(Figure collection entries)
## start

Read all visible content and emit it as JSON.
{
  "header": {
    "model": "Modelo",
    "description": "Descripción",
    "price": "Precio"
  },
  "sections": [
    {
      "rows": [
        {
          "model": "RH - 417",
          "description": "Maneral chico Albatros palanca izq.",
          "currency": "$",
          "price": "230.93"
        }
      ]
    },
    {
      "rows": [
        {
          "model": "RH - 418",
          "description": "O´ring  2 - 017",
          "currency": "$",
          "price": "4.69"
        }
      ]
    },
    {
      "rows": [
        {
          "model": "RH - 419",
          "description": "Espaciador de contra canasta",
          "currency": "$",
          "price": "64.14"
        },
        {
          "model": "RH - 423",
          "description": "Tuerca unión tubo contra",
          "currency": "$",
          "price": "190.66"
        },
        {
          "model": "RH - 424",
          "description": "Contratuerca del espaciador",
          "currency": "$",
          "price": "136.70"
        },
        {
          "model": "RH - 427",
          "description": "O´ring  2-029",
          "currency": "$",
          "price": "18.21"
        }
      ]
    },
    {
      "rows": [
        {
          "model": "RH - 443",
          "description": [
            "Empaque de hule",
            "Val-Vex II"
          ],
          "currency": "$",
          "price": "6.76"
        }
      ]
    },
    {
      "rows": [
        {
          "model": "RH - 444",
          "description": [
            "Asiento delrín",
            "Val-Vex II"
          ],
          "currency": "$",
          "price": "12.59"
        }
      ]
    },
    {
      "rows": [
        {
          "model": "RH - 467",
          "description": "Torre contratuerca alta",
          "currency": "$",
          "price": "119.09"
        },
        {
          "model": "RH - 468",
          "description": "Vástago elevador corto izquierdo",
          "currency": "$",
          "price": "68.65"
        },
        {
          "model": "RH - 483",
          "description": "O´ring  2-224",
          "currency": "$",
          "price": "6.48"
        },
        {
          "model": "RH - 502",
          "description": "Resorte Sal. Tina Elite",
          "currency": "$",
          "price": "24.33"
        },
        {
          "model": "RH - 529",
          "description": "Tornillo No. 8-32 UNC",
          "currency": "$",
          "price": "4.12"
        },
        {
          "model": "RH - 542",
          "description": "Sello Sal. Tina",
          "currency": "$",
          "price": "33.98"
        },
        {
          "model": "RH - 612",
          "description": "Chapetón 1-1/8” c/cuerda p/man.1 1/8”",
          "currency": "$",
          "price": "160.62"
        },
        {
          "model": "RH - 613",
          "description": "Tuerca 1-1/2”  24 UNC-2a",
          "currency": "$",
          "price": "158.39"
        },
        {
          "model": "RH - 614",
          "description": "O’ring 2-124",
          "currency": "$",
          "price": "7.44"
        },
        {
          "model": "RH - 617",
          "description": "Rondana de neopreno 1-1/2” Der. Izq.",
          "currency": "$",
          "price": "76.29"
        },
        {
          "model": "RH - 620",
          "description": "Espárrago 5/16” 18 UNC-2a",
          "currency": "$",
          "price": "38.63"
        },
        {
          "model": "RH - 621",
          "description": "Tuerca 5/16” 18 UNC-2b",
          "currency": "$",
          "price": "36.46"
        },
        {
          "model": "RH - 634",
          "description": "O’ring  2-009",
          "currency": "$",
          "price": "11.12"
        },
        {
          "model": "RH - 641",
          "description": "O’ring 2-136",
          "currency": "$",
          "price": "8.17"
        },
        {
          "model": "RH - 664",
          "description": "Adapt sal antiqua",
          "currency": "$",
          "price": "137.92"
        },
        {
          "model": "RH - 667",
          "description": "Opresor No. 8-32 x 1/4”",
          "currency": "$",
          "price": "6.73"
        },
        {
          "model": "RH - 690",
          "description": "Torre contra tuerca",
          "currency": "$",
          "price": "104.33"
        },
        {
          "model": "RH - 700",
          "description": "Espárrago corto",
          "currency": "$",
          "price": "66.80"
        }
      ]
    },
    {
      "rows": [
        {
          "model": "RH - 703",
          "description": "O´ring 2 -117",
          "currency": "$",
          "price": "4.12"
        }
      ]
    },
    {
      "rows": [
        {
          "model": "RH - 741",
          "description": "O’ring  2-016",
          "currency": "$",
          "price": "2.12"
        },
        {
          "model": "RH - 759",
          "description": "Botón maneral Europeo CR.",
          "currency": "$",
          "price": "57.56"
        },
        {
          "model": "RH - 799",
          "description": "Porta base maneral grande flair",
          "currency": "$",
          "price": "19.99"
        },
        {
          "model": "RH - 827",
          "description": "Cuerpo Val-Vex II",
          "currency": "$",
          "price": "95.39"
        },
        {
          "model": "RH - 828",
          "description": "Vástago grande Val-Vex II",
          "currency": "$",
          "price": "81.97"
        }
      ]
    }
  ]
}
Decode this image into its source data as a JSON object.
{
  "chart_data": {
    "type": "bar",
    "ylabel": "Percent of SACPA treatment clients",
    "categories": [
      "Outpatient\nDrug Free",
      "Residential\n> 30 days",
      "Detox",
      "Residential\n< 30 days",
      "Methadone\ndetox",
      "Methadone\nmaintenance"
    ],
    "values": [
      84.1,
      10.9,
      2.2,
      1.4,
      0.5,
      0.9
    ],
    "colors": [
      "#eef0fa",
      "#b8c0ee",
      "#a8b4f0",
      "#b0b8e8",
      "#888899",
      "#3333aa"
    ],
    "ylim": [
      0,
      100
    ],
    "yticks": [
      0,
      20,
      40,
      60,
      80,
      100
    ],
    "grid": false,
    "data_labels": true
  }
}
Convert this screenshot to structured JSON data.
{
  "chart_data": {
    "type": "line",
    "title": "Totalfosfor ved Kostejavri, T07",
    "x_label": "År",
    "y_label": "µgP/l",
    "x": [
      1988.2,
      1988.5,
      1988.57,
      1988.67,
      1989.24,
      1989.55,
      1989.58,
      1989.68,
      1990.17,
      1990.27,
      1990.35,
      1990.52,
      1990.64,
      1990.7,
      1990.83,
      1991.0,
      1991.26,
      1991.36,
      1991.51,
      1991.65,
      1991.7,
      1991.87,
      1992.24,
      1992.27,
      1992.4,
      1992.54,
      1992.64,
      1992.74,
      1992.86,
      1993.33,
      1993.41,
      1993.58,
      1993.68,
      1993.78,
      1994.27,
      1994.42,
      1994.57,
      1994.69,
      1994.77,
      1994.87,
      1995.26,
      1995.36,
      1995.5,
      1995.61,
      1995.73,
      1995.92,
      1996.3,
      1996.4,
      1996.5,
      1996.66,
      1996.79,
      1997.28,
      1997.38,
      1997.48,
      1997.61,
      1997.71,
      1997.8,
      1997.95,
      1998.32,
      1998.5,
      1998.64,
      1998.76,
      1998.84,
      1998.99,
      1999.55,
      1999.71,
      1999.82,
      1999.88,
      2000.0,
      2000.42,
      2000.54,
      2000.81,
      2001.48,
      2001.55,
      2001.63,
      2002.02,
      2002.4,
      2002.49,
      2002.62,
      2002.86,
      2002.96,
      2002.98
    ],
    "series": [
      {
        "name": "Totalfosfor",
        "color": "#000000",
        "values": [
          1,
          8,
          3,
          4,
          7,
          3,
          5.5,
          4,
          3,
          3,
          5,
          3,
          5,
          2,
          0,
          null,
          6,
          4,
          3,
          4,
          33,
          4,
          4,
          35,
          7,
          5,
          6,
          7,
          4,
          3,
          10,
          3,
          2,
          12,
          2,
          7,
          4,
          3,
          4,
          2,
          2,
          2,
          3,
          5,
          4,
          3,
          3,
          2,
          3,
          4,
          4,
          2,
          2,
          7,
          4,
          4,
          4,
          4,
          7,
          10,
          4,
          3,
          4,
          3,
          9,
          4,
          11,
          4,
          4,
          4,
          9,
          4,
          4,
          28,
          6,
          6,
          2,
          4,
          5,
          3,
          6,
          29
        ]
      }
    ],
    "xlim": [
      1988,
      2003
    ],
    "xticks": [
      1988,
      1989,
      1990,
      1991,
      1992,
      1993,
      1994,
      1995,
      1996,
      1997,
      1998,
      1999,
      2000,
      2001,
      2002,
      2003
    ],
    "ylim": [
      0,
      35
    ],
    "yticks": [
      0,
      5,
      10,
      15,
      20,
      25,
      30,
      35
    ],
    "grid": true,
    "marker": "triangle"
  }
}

## end

(SHORT EXERCISE): From the data above, copy each line where the string "Residential" appears.

(RIGHT ANSWER):
      "Residential\n> 30 days",
      "Residential\n< 30 days",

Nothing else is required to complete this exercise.